OBJECTIVE:
Could you copy every line from the material below in which "TABELA" appears?

EXTRACTED RECORDS:
━━━━━━━━━━
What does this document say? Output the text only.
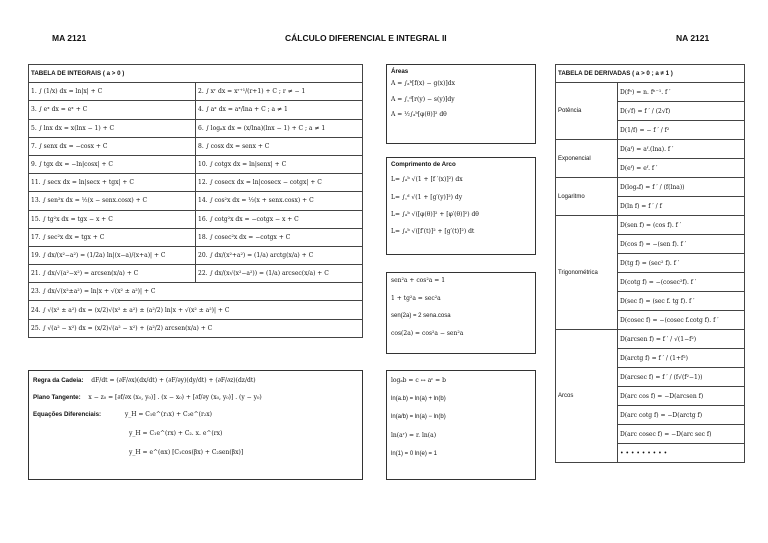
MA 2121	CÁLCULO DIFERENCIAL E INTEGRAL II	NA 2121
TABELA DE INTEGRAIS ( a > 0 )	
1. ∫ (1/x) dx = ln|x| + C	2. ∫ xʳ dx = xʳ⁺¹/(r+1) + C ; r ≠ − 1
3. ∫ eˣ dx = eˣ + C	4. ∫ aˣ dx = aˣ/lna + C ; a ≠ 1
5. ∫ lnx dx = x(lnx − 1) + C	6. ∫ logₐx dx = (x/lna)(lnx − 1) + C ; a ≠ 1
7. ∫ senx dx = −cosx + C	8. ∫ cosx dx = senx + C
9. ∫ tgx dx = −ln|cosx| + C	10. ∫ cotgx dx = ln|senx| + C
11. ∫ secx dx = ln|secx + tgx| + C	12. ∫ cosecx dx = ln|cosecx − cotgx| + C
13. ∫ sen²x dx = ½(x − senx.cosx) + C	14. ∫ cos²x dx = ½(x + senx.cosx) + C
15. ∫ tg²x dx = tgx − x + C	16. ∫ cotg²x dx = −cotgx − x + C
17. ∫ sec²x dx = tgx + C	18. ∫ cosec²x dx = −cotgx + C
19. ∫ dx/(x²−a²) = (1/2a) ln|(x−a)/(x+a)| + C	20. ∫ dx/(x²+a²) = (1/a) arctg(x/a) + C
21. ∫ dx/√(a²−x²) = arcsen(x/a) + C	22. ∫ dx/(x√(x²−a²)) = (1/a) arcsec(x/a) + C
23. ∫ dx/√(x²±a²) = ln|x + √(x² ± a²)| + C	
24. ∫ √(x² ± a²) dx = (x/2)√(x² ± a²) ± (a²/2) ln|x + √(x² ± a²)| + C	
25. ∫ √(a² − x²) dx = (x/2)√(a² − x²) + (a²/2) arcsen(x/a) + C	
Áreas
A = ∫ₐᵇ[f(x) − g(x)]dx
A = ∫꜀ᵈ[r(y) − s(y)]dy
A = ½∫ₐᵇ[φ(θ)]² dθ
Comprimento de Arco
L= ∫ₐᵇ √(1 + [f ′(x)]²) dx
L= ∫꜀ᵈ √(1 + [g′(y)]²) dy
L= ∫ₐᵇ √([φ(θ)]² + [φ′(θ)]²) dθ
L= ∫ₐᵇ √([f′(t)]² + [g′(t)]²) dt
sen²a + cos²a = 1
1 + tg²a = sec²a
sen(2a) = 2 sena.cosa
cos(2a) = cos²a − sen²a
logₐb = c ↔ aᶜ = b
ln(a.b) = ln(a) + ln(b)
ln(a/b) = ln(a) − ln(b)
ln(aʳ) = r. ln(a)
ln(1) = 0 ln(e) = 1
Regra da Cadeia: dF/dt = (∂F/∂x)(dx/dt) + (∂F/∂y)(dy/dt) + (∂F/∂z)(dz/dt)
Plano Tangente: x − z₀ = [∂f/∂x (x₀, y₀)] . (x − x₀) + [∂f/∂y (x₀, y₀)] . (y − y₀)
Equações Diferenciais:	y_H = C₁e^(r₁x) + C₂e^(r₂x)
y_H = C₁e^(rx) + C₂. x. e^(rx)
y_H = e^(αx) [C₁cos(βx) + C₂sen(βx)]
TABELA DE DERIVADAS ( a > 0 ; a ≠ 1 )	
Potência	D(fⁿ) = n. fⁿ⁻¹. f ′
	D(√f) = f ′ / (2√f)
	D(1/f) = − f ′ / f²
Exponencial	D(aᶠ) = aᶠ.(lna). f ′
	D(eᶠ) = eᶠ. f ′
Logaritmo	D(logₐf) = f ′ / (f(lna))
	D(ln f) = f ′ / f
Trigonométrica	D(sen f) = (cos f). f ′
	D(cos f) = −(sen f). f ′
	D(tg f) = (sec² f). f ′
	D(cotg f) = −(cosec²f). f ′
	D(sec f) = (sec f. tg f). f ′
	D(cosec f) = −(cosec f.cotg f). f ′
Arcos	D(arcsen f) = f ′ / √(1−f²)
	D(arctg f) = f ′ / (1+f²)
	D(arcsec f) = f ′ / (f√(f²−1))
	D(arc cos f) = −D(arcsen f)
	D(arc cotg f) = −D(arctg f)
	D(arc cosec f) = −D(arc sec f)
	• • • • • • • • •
━━━━━━━━━━
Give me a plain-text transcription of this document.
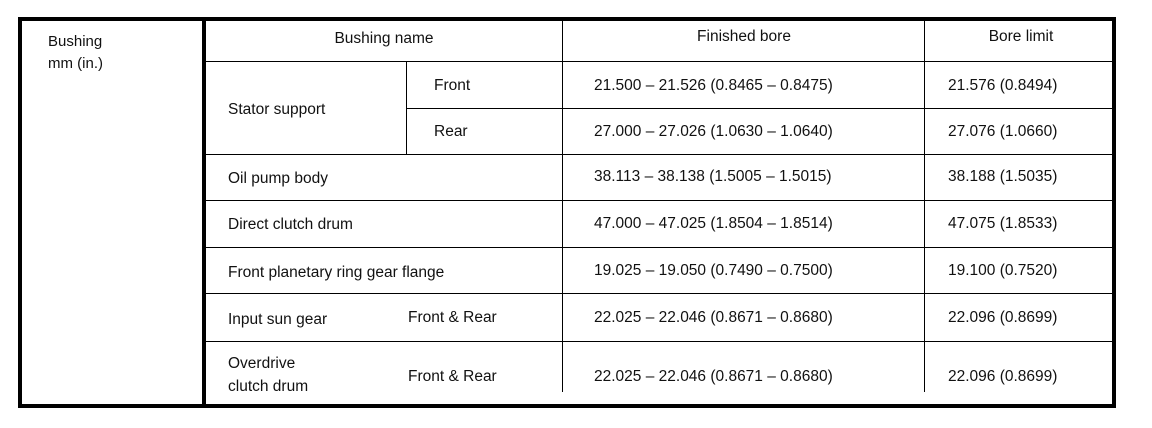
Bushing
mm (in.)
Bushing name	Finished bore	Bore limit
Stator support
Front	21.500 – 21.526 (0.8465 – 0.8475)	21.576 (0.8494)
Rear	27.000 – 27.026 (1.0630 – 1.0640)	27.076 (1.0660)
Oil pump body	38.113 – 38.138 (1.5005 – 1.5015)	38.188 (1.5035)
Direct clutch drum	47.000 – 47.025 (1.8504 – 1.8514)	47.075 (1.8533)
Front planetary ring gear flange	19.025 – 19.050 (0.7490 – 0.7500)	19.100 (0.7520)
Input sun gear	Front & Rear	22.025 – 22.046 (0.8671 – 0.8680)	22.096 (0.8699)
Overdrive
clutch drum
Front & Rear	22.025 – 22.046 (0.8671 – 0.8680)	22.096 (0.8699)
━━━━━━━━━━
OUTPUT FOR THIS TASK:
TABELA DE INTEGRAIS ( a > 0 )	
TABELA DE DERIVADAS ( a > 0 ; a ≠ 1 )	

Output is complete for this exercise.